Pictures in the records should not be copied, but every other part must be repeated exactly.

**Data listing**:
[Start]

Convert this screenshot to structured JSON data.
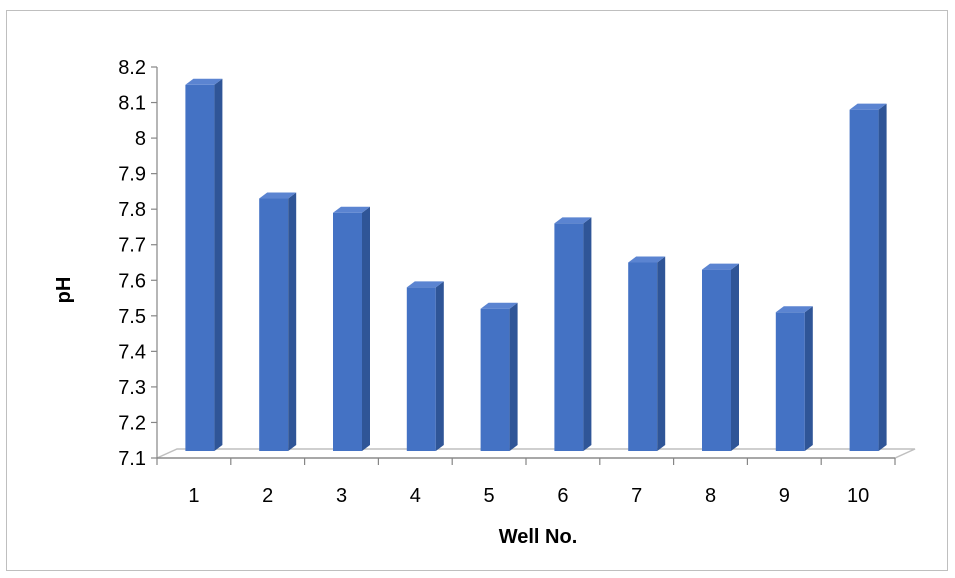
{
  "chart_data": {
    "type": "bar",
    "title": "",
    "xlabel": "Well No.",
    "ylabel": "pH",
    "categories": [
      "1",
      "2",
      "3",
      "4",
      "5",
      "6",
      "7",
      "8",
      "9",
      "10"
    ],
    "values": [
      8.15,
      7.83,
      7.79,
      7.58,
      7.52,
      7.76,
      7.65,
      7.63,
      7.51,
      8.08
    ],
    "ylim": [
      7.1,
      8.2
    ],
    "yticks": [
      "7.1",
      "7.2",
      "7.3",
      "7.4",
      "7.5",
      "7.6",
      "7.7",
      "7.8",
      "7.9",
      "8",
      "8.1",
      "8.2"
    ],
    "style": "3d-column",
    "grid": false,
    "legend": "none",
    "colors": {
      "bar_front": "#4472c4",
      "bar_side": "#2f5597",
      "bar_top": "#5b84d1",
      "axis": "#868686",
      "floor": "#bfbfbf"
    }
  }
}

[End]

**Reply**:
Convert this screenshot to structured JSON data.
{
  "chart_data": {
    "type": "bar",
    "title": "",
    "xlabel": "Well No.",
    "ylabel": "pH",
    "categories": [
      "1",
      "2",
      "3",
      "4",
      "5",
      "6",
      "7",
      "8",
      "9",
      "10"
    ],
    "values": [
      8.15,
      7.83,
      7.79,
      7.58,
      7.52,
      7.76,
      7.65,
      7.63,
      7.51,
      8.08
    ],
    "ylim": [
      7.1,
      8.2
    ],
    "yticks": [
      "7.1",
      "7.2",
      "7.3",
      "7.4",
      "7.5",
      "7.6",
      "7.7",
      "7.8",
      "7.9",
      "8",
      "8.1",
      "8.2"
    ],
    "style": "3d-column",
    "grid": false,
    "legend": "none",
    "colors": {
      "bar_front": "#4472c4",
      "bar_side": "#2f5597",
      "bar_top": "#5b84d1",
      "axis": "#868686",
      "floor": "#bfbfbf"
    }
  }
}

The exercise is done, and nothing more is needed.